::: Data records :::

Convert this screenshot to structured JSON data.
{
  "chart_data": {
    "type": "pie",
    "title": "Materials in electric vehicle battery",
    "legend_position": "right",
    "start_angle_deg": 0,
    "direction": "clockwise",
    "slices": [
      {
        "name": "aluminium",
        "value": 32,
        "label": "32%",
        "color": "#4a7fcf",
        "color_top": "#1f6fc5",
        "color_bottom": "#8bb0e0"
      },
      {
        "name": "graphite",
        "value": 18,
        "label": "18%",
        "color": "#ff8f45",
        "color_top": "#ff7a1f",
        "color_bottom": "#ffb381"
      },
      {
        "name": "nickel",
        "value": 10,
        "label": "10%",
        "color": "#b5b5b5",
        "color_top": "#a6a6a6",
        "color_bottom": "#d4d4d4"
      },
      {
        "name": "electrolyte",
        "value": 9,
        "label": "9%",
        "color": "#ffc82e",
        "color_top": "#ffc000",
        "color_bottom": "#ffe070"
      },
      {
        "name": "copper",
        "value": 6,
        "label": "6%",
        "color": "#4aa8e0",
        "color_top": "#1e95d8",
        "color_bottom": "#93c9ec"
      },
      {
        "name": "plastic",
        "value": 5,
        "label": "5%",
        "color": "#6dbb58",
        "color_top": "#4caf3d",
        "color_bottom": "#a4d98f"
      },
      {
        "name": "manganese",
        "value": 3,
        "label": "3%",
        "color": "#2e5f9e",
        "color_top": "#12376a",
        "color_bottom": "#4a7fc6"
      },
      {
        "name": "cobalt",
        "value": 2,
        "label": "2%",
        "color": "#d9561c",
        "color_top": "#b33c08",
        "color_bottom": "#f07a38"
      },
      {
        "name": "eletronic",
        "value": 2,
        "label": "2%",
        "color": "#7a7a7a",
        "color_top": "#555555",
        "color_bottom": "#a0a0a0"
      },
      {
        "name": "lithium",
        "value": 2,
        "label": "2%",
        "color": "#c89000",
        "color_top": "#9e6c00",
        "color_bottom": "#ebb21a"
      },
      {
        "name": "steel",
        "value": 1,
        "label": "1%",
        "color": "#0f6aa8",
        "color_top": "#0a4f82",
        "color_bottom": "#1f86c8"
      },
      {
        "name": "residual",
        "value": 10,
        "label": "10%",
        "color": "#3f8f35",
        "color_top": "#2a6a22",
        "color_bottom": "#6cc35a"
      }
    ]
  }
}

:::

Work to be completed: Write out the records shown above, exactly as they appear.

The solution:
Convert this screenshot to structured JSON data.
{
  "chart_data": {
    "type": "pie",
    "title": "Materials in electric vehicle battery",
    "legend_position": "right",
    "start_angle_deg": 0,
    "direction": "clockwise",
    "slices": [
      {
        "name": "aluminium",
        "value": 32,
        "label": "32%",
        "color": "#4a7fcf",
        "color_top": "#1f6fc5",
        "color_bottom": "#8bb0e0"
      },
      {
        "name": "graphite",
        "value": 18,
        "label": "18%",
        "color": "#ff8f45",
        "color_top": "#ff7a1f",
        "color_bottom": "#ffb381"
      },
      {
        "name": "nickel",
        "value": 10,
        "label": "10%",
        "color": "#b5b5b5",
        "color_top": "#a6a6a6",
        "color_bottom": "#d4d4d4"
      },
      {
        "name": "electrolyte",
        "value": 9,
        "label": "9%",
        "color": "#ffc82e",
        "color_top": "#ffc000",
        "color_bottom": "#ffe070"
      },
      {
        "name": "copper",
        "value": 6,
        "label": "6%",
        "color": "#4aa8e0",
        "color_top": "#1e95d8",
        "color_bottom": "#93c9ec"
      },
      {
        "name": "plastic",
        "value": 5,
        "label": "5%",
        "color": "#6dbb58",
        "color_top": "#4caf3d",
        "color_bottom": "#a4d98f"
      },
      {
        "name": "manganese",
        "value": 3,
        "label": "3%",
        "color": "#2e5f9e",
        "color_top": "#12376a",
        "color_bottom": "#4a7fc6"
      },
      {
        "name": "cobalt",
        "value": 2,
        "label": "2%",
        "color": "#d9561c",
        "color_top": "#b33c08",
        "color_bottom": "#f07a38"
      },
      {
        "name": "eletronic",
        "value": 2,
        "label": "2%",
        "color": "#7a7a7a",
        "color_top": "#555555",
        "color_bottom": "#a0a0a0"
      },
      {
        "name": "lithium",
        "value": 2,
        "label": "2%",
        "color": "#c89000",
        "color_top": "#9e6c00",
        "color_bottom": "#ebb21a"
      },
      {
        "name": "steel",
        "value": 1,
        "label": "1%",
        "color": "#0f6aa8",
        "color_top": "#0a4f82",
        "color_bottom": "#1f86c8"
      },
      {
        "name": "residual",
        "value": 10,
        "label": "10%",
        "color": "#3f8f35",
        "color_top": "#2a6a22",
        "color_bottom": "#6cc35a"
      }
    ]
  }
}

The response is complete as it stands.